* _Required work_: Find each line containing the string "stöd". Copy it.

* _Stored rows_:
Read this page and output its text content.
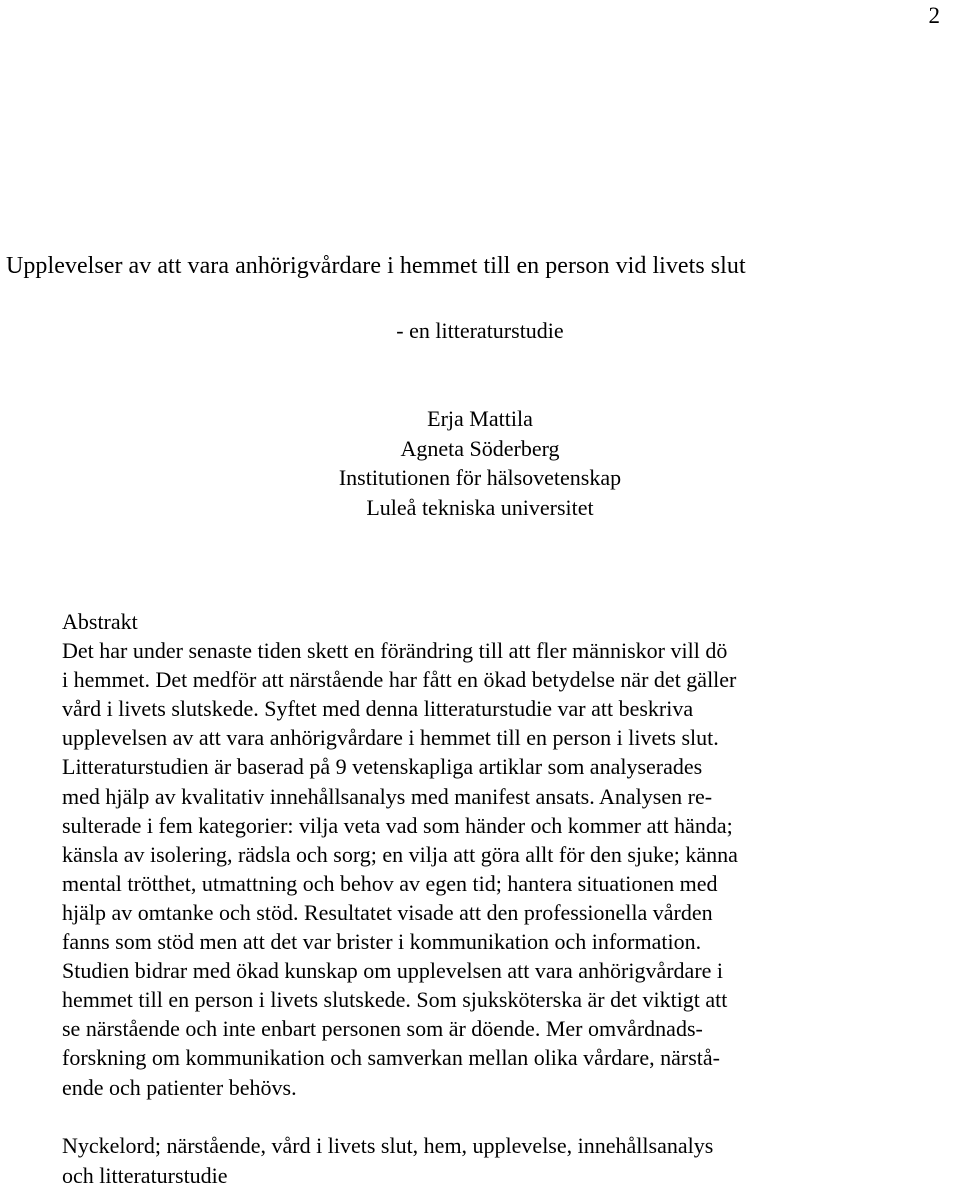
2
Upplevelser av att vara anhörigvårdare i hemmet till en person vid livets slut
- en litteraturstudie
Erja Mattila
Agneta Söderberg
Institutionen för hälsovetenskap
Luleå tekniska universitet
Abstrakt
Det har under senaste tiden skett en förändring till att fler människor vill dö
i hemmet. Det medför att närstående har fått en ökad betydelse när det gäller
vård i livets slutskede. Syftet med denna litteraturstudie var att beskriva
upplevelsen av att vara anhörigvårdare i hemmet till en person i livets slut.
Litteraturstudien är baserad på 9 vetenskapliga artiklar som analyserades
med hjälp av kvalitativ innehållsanalys med manifest ansats. Analysen re-
sulterade i fem kategorier: vilja veta vad som händer och kommer att hända;
känsla av isolering, rädsla och sorg; en vilja att göra allt för den sjuke; känna
mental trötthet, utmattning och behov av egen tid; hantera situationen med
hjälp av omtanke och stöd. Resultatet visade att den professionella vården
fanns som stöd men att det var brister i kommunikation och information.
Studien bidrar med ökad kunskap om upplevelsen att vara anhörigvårdare i
hemmet till en person i livets slutskede. Som sjuksköterska är det viktigt att
se närstående och inte enbart personen som är döende. Mer omvårdnads-
forskning om kommunikation och samverkan mellan olika vårdare, närstå-
ende och patienter behövs.
Nyckelord; närstående, vård i livets slut, hem, upplevelse, innehållsanalys
och litteraturstudie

* _Correct output_:
hjälp av omtanke och stöd. Resultatet visade att den professionella vården
fanns som stöd men att det var brister i kommunikation och information.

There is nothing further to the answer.